Would you return all of this data exactly, leaving nothing out?

↓

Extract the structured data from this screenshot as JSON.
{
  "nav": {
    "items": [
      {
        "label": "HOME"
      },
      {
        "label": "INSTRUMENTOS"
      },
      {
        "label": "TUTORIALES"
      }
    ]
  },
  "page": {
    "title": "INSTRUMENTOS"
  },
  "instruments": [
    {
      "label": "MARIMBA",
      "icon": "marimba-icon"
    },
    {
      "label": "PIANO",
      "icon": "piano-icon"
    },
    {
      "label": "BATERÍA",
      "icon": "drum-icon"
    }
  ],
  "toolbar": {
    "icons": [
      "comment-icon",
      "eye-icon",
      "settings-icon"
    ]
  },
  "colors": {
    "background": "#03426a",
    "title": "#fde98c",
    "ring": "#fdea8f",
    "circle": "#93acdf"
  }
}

↑

> _TASK ANSWER_:
Extract the structured data from this screenshot as JSON.
{
  "nav": {
    "items": [
      {
        "label": "HOME"
      },
      {
        "label": "INSTRUMENTOS"
      },
      {
        "label": "TUTORIALES"
      }
    ]
  },
  "page": {
    "title": "INSTRUMENTOS"
  },
  "instruments": [
    {
      "label": "MARIMBA",
      "icon": "marimba-icon"
    },
    {
      "label": "PIANO",
      "icon": "piano-icon"
    },
    {
      "label": "BATERÍA",
      "icon": "drum-icon"
    }
  ],
  "toolbar": {
    "icons": [
      "comment-icon",
      "eye-icon",
      "settings-icon"
    ]
  },
  "colors": {
    "background": "#03426a",
    "title": "#fde98c",
    "ring": "#fdea8f",
    "circle": "#93acdf"
  }
}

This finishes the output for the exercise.